▶ _Data extract_
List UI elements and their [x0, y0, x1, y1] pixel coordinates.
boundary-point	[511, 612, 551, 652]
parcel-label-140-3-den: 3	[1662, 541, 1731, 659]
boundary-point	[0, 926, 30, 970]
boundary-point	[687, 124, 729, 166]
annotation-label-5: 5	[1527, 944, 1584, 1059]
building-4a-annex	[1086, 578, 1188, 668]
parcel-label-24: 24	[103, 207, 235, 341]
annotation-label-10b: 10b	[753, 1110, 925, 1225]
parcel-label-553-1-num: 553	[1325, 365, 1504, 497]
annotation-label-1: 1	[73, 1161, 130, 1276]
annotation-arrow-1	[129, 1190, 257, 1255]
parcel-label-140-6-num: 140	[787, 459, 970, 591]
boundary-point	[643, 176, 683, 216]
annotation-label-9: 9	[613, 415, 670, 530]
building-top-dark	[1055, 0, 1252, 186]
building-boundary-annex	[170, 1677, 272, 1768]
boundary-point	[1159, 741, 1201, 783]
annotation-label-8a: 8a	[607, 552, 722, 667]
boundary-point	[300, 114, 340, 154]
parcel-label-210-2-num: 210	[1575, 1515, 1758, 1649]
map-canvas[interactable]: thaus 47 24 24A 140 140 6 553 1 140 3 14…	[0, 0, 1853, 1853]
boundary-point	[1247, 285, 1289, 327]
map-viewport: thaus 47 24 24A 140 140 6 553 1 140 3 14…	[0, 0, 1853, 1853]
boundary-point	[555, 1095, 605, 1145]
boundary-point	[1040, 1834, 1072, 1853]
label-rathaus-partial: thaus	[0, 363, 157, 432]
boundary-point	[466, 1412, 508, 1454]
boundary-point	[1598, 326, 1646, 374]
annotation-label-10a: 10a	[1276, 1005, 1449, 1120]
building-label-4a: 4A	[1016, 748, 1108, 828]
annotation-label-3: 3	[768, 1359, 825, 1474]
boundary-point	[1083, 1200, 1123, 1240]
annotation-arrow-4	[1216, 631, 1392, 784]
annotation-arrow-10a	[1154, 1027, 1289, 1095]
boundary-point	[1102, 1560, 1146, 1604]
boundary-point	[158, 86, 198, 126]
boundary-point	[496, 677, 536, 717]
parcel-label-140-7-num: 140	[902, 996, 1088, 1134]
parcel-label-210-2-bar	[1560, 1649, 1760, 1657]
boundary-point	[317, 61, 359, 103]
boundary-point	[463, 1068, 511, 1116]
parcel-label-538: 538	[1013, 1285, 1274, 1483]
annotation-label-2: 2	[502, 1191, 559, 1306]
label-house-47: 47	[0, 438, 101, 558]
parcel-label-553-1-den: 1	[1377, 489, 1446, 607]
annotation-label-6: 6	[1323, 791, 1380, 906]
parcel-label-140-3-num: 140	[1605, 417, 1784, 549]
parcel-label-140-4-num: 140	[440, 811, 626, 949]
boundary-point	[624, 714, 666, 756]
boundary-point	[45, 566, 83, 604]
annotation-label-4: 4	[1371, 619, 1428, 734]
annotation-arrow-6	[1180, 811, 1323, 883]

▶ _Instructions to follow_
Reproduce every one of the rows above word for word, keeping each line unchanged and in the same order.

▶ _Answer to this exercise_
List UI elements and their [x0, y0, x1, y1] pixel coordinates.
boundary-point	[511, 612, 551, 652]
parcel-label-140-3-den: 3	[1662, 541, 1731, 659]
boundary-point	[0, 926, 30, 970]
boundary-point	[687, 124, 729, 166]
annotation-label-5: 5	[1527, 944, 1584, 1059]
building-4a-annex	[1086, 578, 1188, 668]
parcel-label-24: 24	[103, 207, 235, 341]
annotation-label-10b: 10b	[753, 1110, 925, 1225]
parcel-label-553-1-num: 553	[1325, 365, 1504, 497]
annotation-label-1: 1	[73, 1161, 130, 1276]
annotation-arrow-1	[129, 1190, 257, 1255]
parcel-label-140-6-num: 140	[787, 459, 970, 591]
boundary-point	[643, 176, 683, 216]
annotation-label-9: 9	[613, 415, 670, 530]
building-top-dark	[1055, 0, 1252, 186]
building-boundary-annex	[170, 1677, 272, 1768]
boundary-point	[1159, 741, 1201, 783]
annotation-label-8a: 8a	[607, 552, 722, 667]
boundary-point	[300, 114, 340, 154]
parcel-label-210-2-num: 210	[1575, 1515, 1758, 1649]
map-canvas[interactable]: thaus 47 24 24A 140 140 6 553 1 140 3 14…	[0, 0, 1853, 1853]
boundary-point	[1247, 285, 1289, 327]
map-viewport: thaus 47 24 24A 140 140 6 553 1 140 3 14…	[0, 0, 1853, 1853]
boundary-point	[555, 1095, 605, 1145]
boundary-point	[1040, 1834, 1072, 1853]
label-rathaus-partial: thaus	[0, 363, 157, 432]
boundary-point	[466, 1412, 508, 1454]
boundary-point	[1598, 326, 1646, 374]
annotation-label-10a: 10a	[1276, 1005, 1449, 1120]
building-label-4a: 4A	[1016, 748, 1108, 828]
annotation-label-3: 3	[768, 1359, 825, 1474]
boundary-point	[1083, 1200, 1123, 1240]
annotation-arrow-4	[1216, 631, 1392, 784]
annotation-arrow-10a	[1154, 1027, 1289, 1095]
boundary-point	[1102, 1560, 1146, 1604]
boundary-point	[158, 86, 198, 126]
boundary-point	[496, 677, 536, 717]
parcel-label-140-7-num: 140	[902, 996, 1088, 1134]
parcel-label-210-2-bar	[1560, 1649, 1760, 1657]
boundary-point	[317, 61, 359, 103]
boundary-point	[463, 1068, 511, 1116]
parcel-label-538: 538	[1013, 1285, 1274, 1483]
annotation-label-2: 2	[502, 1191, 559, 1306]
label-house-47: 47	[0, 438, 101, 558]
parcel-label-553-1-den: 1	[1377, 489, 1446, 607]
annotation-label-6: 6	[1323, 791, 1380, 906]
parcel-label-140-3-num: 140	[1605, 417, 1784, 549]
parcel-label-140-4-num: 140	[440, 811, 626, 949]
boundary-point	[624, 714, 666, 756]
boundary-point	[45, 566, 83, 604]
annotation-label-4: 4	[1371, 619, 1428, 734]
annotation-arrow-6	[1180, 811, 1323, 883]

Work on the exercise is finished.